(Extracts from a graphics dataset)
--- Start ---

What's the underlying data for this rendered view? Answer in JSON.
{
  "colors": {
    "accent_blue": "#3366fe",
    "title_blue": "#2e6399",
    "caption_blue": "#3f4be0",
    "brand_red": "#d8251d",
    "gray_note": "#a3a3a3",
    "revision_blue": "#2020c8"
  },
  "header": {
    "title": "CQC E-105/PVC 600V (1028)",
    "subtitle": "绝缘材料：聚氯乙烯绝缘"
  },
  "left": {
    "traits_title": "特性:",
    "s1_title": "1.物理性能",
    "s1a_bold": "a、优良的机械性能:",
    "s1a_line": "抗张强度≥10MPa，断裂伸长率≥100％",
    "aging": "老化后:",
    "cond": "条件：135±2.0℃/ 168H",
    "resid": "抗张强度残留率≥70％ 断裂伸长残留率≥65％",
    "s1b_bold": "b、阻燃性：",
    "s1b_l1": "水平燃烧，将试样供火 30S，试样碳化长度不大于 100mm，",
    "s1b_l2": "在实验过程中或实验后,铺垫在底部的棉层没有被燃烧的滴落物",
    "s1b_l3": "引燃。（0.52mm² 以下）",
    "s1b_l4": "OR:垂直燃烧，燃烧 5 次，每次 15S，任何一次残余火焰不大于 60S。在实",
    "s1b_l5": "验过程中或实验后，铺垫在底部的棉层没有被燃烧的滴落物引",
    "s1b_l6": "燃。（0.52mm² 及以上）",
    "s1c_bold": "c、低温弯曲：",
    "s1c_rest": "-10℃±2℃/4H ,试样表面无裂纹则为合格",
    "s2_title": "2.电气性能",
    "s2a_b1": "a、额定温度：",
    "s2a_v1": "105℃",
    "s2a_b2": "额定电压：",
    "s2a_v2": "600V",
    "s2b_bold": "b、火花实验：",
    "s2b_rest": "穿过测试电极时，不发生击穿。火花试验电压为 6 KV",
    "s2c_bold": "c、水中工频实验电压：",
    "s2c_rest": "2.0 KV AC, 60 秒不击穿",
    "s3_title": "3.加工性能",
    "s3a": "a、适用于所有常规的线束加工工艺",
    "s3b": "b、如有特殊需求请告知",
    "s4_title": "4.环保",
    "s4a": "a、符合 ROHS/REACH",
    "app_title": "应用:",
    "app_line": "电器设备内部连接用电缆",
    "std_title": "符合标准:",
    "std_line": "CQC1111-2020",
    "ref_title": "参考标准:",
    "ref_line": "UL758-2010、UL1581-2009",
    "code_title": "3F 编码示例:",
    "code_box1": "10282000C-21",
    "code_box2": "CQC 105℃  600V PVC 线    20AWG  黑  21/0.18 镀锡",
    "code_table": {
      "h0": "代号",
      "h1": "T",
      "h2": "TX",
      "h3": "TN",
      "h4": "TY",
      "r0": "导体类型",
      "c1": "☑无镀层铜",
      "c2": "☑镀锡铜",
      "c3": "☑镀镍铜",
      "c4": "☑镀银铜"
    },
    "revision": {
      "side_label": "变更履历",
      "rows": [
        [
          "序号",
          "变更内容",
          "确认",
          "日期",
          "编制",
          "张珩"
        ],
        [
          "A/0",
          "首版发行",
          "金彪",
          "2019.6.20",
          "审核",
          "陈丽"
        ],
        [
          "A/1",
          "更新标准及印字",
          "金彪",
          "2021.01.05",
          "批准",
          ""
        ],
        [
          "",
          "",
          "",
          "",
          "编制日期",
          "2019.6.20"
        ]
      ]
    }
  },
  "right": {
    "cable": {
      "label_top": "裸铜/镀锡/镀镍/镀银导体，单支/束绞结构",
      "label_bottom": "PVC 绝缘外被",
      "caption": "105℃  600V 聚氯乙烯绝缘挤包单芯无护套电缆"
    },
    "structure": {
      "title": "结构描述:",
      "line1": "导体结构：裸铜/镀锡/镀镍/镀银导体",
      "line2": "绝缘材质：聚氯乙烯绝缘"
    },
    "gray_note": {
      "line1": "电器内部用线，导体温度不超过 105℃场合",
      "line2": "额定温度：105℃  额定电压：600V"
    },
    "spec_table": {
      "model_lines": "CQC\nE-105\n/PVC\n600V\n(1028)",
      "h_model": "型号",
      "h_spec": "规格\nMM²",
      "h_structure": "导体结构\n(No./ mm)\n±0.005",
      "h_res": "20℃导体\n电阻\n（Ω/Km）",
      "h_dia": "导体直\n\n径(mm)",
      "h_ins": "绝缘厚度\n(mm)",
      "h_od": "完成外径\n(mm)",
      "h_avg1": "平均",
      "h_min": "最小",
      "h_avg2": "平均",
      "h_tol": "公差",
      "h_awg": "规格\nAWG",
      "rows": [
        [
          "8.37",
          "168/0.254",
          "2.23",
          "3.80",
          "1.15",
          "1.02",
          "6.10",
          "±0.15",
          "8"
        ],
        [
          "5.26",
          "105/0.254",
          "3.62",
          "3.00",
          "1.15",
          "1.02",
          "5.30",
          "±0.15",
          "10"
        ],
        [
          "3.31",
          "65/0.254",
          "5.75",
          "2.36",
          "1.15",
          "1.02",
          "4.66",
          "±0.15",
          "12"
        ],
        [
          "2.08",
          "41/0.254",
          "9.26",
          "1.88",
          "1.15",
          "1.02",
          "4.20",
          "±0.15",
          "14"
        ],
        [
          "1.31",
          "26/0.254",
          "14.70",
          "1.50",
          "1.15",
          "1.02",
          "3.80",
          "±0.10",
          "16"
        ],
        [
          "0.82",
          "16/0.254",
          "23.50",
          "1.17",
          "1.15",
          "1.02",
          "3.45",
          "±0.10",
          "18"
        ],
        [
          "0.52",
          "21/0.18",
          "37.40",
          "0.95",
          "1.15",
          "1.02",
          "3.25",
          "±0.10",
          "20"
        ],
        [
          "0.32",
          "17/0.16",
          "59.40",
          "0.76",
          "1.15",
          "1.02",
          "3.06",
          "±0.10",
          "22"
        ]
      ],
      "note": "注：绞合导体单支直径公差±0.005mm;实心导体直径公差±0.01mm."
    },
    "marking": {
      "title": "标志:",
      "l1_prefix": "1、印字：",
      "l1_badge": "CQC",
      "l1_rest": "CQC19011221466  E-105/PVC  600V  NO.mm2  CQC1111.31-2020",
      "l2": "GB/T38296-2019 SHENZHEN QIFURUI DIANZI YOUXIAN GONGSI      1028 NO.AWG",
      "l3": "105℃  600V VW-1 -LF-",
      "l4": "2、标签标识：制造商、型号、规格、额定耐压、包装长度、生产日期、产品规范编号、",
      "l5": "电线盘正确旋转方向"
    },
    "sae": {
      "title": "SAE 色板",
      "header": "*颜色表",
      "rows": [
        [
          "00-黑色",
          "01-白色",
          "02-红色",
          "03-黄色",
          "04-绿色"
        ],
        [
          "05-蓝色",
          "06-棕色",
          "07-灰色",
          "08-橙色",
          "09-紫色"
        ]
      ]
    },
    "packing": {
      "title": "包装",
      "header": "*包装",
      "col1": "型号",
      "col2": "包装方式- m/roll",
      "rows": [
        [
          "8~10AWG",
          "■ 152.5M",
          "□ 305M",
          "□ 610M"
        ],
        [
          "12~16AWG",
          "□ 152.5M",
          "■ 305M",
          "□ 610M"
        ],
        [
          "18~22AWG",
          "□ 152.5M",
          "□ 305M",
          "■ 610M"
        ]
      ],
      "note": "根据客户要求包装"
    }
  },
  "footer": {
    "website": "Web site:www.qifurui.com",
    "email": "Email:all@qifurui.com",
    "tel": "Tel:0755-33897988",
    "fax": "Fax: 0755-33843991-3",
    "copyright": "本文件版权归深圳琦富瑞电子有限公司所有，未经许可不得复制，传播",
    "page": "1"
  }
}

--- End ---

The listing above must be transcribed exactly, line by line.

What's the underlying data for this rendered view? Answer in JSON.
{
  "colors": {
    "accent_blue": "#3366fe",
    "title_blue": "#2e6399",
    "caption_blue": "#3f4be0",
    "brand_red": "#d8251d",
    "gray_note": "#a3a3a3",
    "revision_blue": "#2020c8"
  },
  "header": {
    "title": "CQC E-105/PVC 600V (1028)",
    "subtitle": "绝缘材料：聚氯乙烯绝缘"
  },
  "left": {
    "traits_title": "特性:",
    "s1_title": "1.物理性能",
    "s1a_bold": "a、优良的机械性能:",
    "s1a_line": "抗张强度≥10MPa，断裂伸长率≥100％",
    "aging": "老化后:",
    "cond": "条件：135±2.0℃/ 168H",
    "resid": "抗张强度残留率≥70％ 断裂伸长残留率≥65％",
    "s1b_bold": "b、阻燃性：",
    "s1b_l1": "水平燃烧，将试样供火 30S，试样碳化长度不大于 100mm，",
    "s1b_l2": "在实验过程中或实验后,铺垫在底部的棉层没有被燃烧的滴落物",
    "s1b_l3": "引燃。（0.52mm² 以下）",
    "s1b_l4": "OR:垂直燃烧，燃烧 5 次，每次 15S，任何一次残余火焰不大于 60S。在实",
    "s1b_l5": "验过程中或实验后，铺垫在底部的棉层没有被燃烧的滴落物引",
    "s1b_l6": "燃。（0.52mm² 及以上）",
    "s1c_bold": "c、低温弯曲：",
    "s1c_rest": "-10℃±2℃/4H ,试样表面无裂纹则为合格",
    "s2_title": "2.电气性能",
    "s2a_b1": "a、额定温度：",
    "s2a_v1": "105℃",
    "s2a_b2": "额定电压：",
    "s2a_v2": "600V",
    "s2b_bold": "b、火花实验：",
    "s2b_rest": "穿过测试电极时，不发生击穿。火花试验电压为 6 KV",
    "s2c_bold": "c、水中工频实验电压：",
    "s2c_rest": "2.0 KV AC, 60 秒不击穿",
    "s3_title": "3.加工性能",
    "s3a": "a、适用于所有常规的线束加工工艺",
    "s3b": "b、如有特殊需求请告知",
    "s4_title": "4.环保",
    "s4a": "a、符合 ROHS/REACH",
    "app_title": "应用:",
    "app_line": "电器设备内部连接用电缆",
    "std_title": "符合标准:",
    "std_line": "CQC1111-2020",
    "ref_title": "参考标准:",
    "ref_line": "UL758-2010、UL1581-2009",
    "code_title": "3F 编码示例:",
    "code_box1": "10282000C-21",
    "code_box2": "CQC 105℃  600V PVC 线    20AWG  黑  21/0.18 镀锡",
    "code_table": {
      "h0": "代号",
      "h1": "T",
      "h2": "TX",
      "h3": "TN",
      "h4": "TY",
      "r0": "导体类型",
      "c1": "☑无镀层铜",
      "c2": "☑镀锡铜",
      "c3": "☑镀镍铜",
      "c4": "☑镀银铜"
    },
    "revision": {
      "side_label": "变更履历",
      "rows": [
        [
          "序号",
          "变更内容",
          "确认",
          "日期",
          "编制",
          "张珩"
        ],
        [
          "A/0",
          "首版发行",
          "金彪",
          "2019.6.20",
          "审核",
          "陈丽"
        ],
        [
          "A/1",
          "更新标准及印字",
          "金彪",
          "2021.01.05",
          "批准",
          ""
        ],
        [
          "",
          "",
          "",
          "",
          "编制日期",
          "2019.6.20"
        ]
      ]
    }
  },
  "right": {
    "cable": {
      "label_top": "裸铜/镀锡/镀镍/镀银导体，单支/束绞结构",
      "label_bottom": "PVC 绝缘外被",
      "caption": "105℃  600V 聚氯乙烯绝缘挤包单芯无护套电缆"
    },
    "structure": {
      "title": "结构描述:",
      "line1": "导体结构：裸铜/镀锡/镀镍/镀银导体",
      "line2": "绝缘材质：聚氯乙烯绝缘"
    },
    "gray_note": {
      "line1": "电器内部用线，导体温度不超过 105℃场合",
      "line2": "额定温度：105℃  额定电压：600V"
    },
    "spec_table": {
      "model_lines": "CQC\nE-105\n/PVC\n600V\n(1028)",
      "h_model": "型号",
      "h_spec": "规格\nMM²",
      "h_structure": "导体结构\n(No./ mm)\n±0.005",
      "h_res": "20℃导体\n电阻\n（Ω/Km）",
      "h_dia": "导体直\n\n径(mm)",
      "h_ins": "绝缘厚度\n(mm)",
      "h_od": "完成外径\n(mm)",
      "h_avg1": "平均",
      "h_min": "最小",
      "h_avg2": "平均",
      "h_tol": "公差",
      "h_awg": "规格\nAWG",
      "rows": [
        [
          "8.37",
          "168/0.254",
          "2.23",
          "3.80",
          "1.15",
          "1.02",
          "6.10",
          "±0.15",
          "8"
        ],
        [
          "5.26",
          "105/0.254",
          "3.62",
          "3.00",
          "1.15",
          "1.02",
          "5.30",
          "±0.15",
          "10"
        ],
        [
          "3.31",
          "65/0.254",
          "5.75",
          "2.36",
          "1.15",
          "1.02",
          "4.66",
          "±0.15",
          "12"
        ],
        [
          "2.08",
          "41/0.254",
          "9.26",
          "1.88",
          "1.15",
          "1.02",
          "4.20",
          "±0.15",
          "14"
        ],
        [
          "1.31",
          "26/0.254",
          "14.70",
          "1.50",
          "1.15",
          "1.02",
          "3.80",
          "±0.10",
          "16"
        ],
        [
          "0.82",
          "16/0.254",
          "23.50",
          "1.17",
          "1.15",
          "1.02",
          "3.45",
          "±0.10",
          "18"
        ],
        [
          "0.52",
          "21/0.18",
          "37.40",
          "0.95",
          "1.15",
          "1.02",
          "3.25",
          "±0.10",
          "20"
        ],
        [
          "0.32",
          "17/0.16",
          "59.40",
          "0.76",
          "1.15",
          "1.02",
          "3.06",
          "±0.10",
          "22"
        ]
      ],
      "note": "注：绞合导体单支直径公差±0.005mm;实心导体直径公差±0.01mm."
    },
    "marking": {
      "title": "标志:",
      "l1_prefix": "1、印字：",
      "l1_badge": "CQC",
      "l1_rest": "CQC19011221466  E-105/PVC  600V  NO.mm2  CQC1111.31-2020",
      "l2": "GB/T38296-2019 SHENZHEN QIFURUI DIANZI YOUXIAN GONGSI      1028 NO.AWG",
      "l3": "105℃  600V VW-1 -LF-",
      "l4": "2、标签标识：制造商、型号、规格、额定耐压、包装长度、生产日期、产品规范编号、",
      "l5": "电线盘正确旋转方向"
    },
    "sae": {
      "title": "SAE 色板",
      "header": "*颜色表",
      "rows": [
        [
          "00-黑色",
          "01-白色",
          "02-红色",
          "03-黄色",
          "04-绿色"
        ],
        [
          "05-蓝色",
          "06-棕色",
          "07-灰色",
          "08-橙色",
          "09-紫色"
        ]
      ]
    },
    "packing": {
      "title": "包装",
      "header": "*包装",
      "col1": "型号",
      "col2": "包装方式- m/roll",
      "rows": [
        [
          "8~10AWG",
          "■ 152.5M",
          "□ 305M",
          "□ 610M"
        ],
        [
          "12~16AWG",
          "□ 152.5M",
          "■ 305M",
          "□ 610M"
        ],
        [
          "18~22AWG",
          "□ 152.5M",
          "□ 305M",
          "■ 610M"
        ]
      ],
      "note": "根据客户要求包装"
    }
  },
  "footer": {
    "website": "Web site:www.qifurui.com",
    "email": "Email:all@qifurui.com",
    "tel": "Tel:0755-33897988",
    "fax": "Fax: 0755-33843991-3",
    "copyright": "本文件版权归深圳琦富瑞电子有限公司所有，未经许可不得复制，传播",
    "page": "1"
  }
}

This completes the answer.